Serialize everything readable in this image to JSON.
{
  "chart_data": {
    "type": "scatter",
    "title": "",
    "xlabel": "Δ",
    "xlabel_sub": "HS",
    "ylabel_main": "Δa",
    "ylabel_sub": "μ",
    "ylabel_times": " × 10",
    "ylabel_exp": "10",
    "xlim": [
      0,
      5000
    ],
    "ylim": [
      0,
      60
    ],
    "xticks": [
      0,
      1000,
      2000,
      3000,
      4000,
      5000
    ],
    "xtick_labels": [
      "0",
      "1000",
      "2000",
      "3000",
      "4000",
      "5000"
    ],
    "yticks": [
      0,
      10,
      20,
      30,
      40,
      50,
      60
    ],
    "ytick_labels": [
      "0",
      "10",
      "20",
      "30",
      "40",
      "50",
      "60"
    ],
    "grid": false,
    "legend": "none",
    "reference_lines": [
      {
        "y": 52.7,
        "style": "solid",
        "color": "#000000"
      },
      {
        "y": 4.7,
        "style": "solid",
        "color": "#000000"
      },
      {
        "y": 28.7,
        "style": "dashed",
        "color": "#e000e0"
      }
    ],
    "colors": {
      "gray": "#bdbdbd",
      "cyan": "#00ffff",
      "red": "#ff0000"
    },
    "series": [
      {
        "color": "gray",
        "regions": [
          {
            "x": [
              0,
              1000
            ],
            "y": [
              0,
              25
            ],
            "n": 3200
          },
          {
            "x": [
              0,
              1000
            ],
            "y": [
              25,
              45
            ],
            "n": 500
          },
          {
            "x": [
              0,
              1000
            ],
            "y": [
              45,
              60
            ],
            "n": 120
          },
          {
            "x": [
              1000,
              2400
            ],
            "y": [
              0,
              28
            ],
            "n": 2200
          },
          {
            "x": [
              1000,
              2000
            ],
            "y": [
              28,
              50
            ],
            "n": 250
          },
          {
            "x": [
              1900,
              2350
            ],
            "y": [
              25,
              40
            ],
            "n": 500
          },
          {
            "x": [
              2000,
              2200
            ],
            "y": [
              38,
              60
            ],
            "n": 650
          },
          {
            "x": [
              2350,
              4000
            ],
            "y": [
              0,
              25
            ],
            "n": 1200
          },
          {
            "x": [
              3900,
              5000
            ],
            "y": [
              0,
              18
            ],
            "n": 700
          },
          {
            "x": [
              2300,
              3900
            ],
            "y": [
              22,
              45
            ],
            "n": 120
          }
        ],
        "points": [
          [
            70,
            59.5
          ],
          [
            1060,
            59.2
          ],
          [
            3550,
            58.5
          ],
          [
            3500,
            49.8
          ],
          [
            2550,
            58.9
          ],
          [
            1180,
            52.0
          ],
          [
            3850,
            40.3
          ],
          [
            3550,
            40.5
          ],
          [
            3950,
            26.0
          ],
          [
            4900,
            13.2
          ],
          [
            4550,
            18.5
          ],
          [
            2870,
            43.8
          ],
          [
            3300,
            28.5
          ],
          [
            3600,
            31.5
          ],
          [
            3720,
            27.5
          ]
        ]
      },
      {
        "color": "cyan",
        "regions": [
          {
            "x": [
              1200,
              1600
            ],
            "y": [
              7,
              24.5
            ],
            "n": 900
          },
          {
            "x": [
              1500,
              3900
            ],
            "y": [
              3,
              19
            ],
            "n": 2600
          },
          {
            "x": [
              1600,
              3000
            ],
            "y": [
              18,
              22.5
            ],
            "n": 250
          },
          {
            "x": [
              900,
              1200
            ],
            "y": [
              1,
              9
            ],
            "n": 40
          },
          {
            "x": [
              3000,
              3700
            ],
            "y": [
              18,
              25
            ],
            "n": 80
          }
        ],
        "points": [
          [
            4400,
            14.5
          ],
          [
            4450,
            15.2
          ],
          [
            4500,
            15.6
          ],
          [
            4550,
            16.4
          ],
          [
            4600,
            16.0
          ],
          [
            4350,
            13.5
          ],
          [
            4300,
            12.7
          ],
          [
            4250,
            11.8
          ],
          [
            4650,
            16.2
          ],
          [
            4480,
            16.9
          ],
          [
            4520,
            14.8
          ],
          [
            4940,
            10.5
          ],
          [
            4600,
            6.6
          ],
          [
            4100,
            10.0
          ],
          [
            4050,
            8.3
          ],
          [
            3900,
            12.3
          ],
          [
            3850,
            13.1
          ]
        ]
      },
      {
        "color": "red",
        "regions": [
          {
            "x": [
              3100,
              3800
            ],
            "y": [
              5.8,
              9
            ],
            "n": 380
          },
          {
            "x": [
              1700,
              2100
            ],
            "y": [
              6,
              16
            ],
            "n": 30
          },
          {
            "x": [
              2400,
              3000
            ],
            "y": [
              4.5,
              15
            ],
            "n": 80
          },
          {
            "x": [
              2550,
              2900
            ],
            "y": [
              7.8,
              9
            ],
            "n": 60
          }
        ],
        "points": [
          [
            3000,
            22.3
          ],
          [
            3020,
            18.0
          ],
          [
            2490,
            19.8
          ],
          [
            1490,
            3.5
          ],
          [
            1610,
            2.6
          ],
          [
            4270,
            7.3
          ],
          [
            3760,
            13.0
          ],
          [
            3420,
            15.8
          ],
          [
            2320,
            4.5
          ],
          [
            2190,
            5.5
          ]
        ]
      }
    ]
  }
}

= = = = = = =

Reproduce each entry from the records above, character for character.

#### Task solution:
Serialize everything readable in this image to JSON.
{
  "chart_data": {
    "type": "scatter",
    "title": "",
    "xlabel": "Δ",
    "xlabel_sub": "HS",
    "ylabel_main": "Δa",
    "ylabel_sub": "μ",
    "ylabel_times": " × 10",
    "ylabel_exp": "10",
    "xlim": [
      0,
      5000
    ],
    "ylim": [
      0,
      60
    ],
    "xticks": [
      0,
      1000,
      2000,
      3000,
      4000,
      5000
    ],
    "xtick_labels": [
      "0",
      "1000",
      "2000",
      "3000",
      "4000",
      "5000"
    ],
    "yticks": [
      0,
      10,
      20,
      30,
      40,
      50,
      60
    ],
    "ytick_labels": [
      "0",
      "10",
      "20",
      "30",
      "40",
      "50",
      "60"
    ],
    "grid": false,
    "legend": "none",
    "reference_lines": [
      {
        "y": 52.7,
        "style": "solid",
        "color": "#000000"
      },
      {
        "y": 4.7,
        "style": "solid",
        "color": "#000000"
      },
      {
        "y": 28.7,
        "style": "dashed",
        "color": "#e000e0"
      }
    ],
    "colors": {
      "gray": "#bdbdbd",
      "cyan": "#00ffff",
      "red": "#ff0000"
    },
    "series": [
      {
        "color": "gray",
        "regions": [
          {
            "x": [
              0,
              1000
            ],
            "y": [
              0,
              25
            ],
            "n": 3200
          },
          {
            "x": [
              0,
              1000
            ],
            "y": [
              25,
              45
            ],
            "n": 500
          },
          {
            "x": [
              0,
              1000
            ],
            "y": [
              45,
              60
            ],
            "n": 120
          },
          {
            "x": [
              1000,
              2400
            ],
            "y": [
              0,
              28
            ],
            "n": 2200
          },
          {
            "x": [
              1000,
              2000
            ],
            "y": [
              28,
              50
            ],
            "n": 250
          },
          {
            "x": [
              1900,
              2350
            ],
            "y": [
              25,
              40
            ],
            "n": 500
          },
          {
            "x": [
              2000,
              2200
            ],
            "y": [
              38,
              60
            ],
            "n": 650
          },
          {
            "x": [
              2350,
              4000
            ],
            "y": [
              0,
              25
            ],
            "n": 1200
          },
          {
            "x": [
              3900,
              5000
            ],
            "y": [
              0,
              18
            ],
            "n": 700
          },
          {
            "x": [
              2300,
              3900
            ],
            "y": [
              22,
              45
            ],
            "n": 120
          }
        ],
        "points": [
          [
            70,
            59.5
          ],
          [
            1060,
            59.2
          ],
          [
            3550,
            58.5
          ],
          [
            3500,
            49.8
          ],
          [
            2550,
            58.9
          ],
          [
            1180,
            52.0
          ],
          [
            3850,
            40.3
          ],
          [
            3550,
            40.5
          ],
          [
            3950,
            26.0
          ],
          [
            4900,
            13.2
          ],
          [
            4550,
            18.5
          ],
          [
            2870,
            43.8
          ],
          [
            3300,
            28.5
          ],
          [
            3600,
            31.5
          ],
          [
            3720,
            27.5
          ]
        ]
      },
      {
        "color": "cyan",
        "regions": [
          {
            "x": [
              1200,
              1600
            ],
            "y": [
              7,
              24.5
            ],
            "n": 900
          },
          {
            "x": [
              1500,
              3900
            ],
            "y": [
              3,
              19
            ],
            "n": 2600
          },
          {
            "x": [
              1600,
              3000
            ],
            "y": [
              18,
              22.5
            ],
            "n": 250
          },
          {
            "x": [
              900,
              1200
            ],
            "y": [
              1,
              9
            ],
            "n": 40
          },
          {
            "x": [
              3000,
              3700
            ],
            "y": [
              18,
              25
            ],
            "n": 80
          }
        ],
        "points": [
          [
            4400,
            14.5
          ],
          [
            4450,
            15.2
          ],
          [
            4500,
            15.6
          ],
          [
            4550,
            16.4
          ],
          [
            4600,
            16.0
          ],
          [
            4350,
            13.5
          ],
          [
            4300,
            12.7
          ],
          [
            4250,
            11.8
          ],
          [
            4650,
            16.2
          ],
          [
            4480,
            16.9
          ],
          [
            4520,
            14.8
          ],
          [
            4940,
            10.5
          ],
          [
            4600,
            6.6
          ],
          [
            4100,
            10.0
          ],
          [
            4050,
            8.3
          ],
          [
            3900,
            12.3
          ],
          [
            3850,
            13.1
          ]
        ]
      },
      {
        "color": "red",
        "regions": [
          {
            "x": [
              3100,
              3800
            ],
            "y": [
              5.8,
              9
            ],
            "n": 380
          },
          {
            "x": [
              1700,
              2100
            ],
            "y": [
              6,
              16
            ],
            "n": 30
          },
          {
            "x": [
              2400,
              3000
            ],
            "y": [
              4.5,
              15
            ],
            "n": 80
          },
          {
            "x": [
              2550,
              2900
            ],
            "y": [
              7.8,
              9
            ],
            "n": 60
          }
        ],
        "points": [
          [
            3000,
            22.3
          ],
          [
            3020,
            18.0
          ],
          [
            2490,
            19.8
          ],
          [
            1490,
            3.5
          ],
          [
            1610,
            2.6
          ],
          [
            4270,
            7.3
          ],
          [
            3760,
            13.0
          ],
          [
            3420,
            15.8
          ],
          [
            2320,
            4.5
          ],
          [
            2190,
            5.5
          ]
        ]
      }
    ]
  }
}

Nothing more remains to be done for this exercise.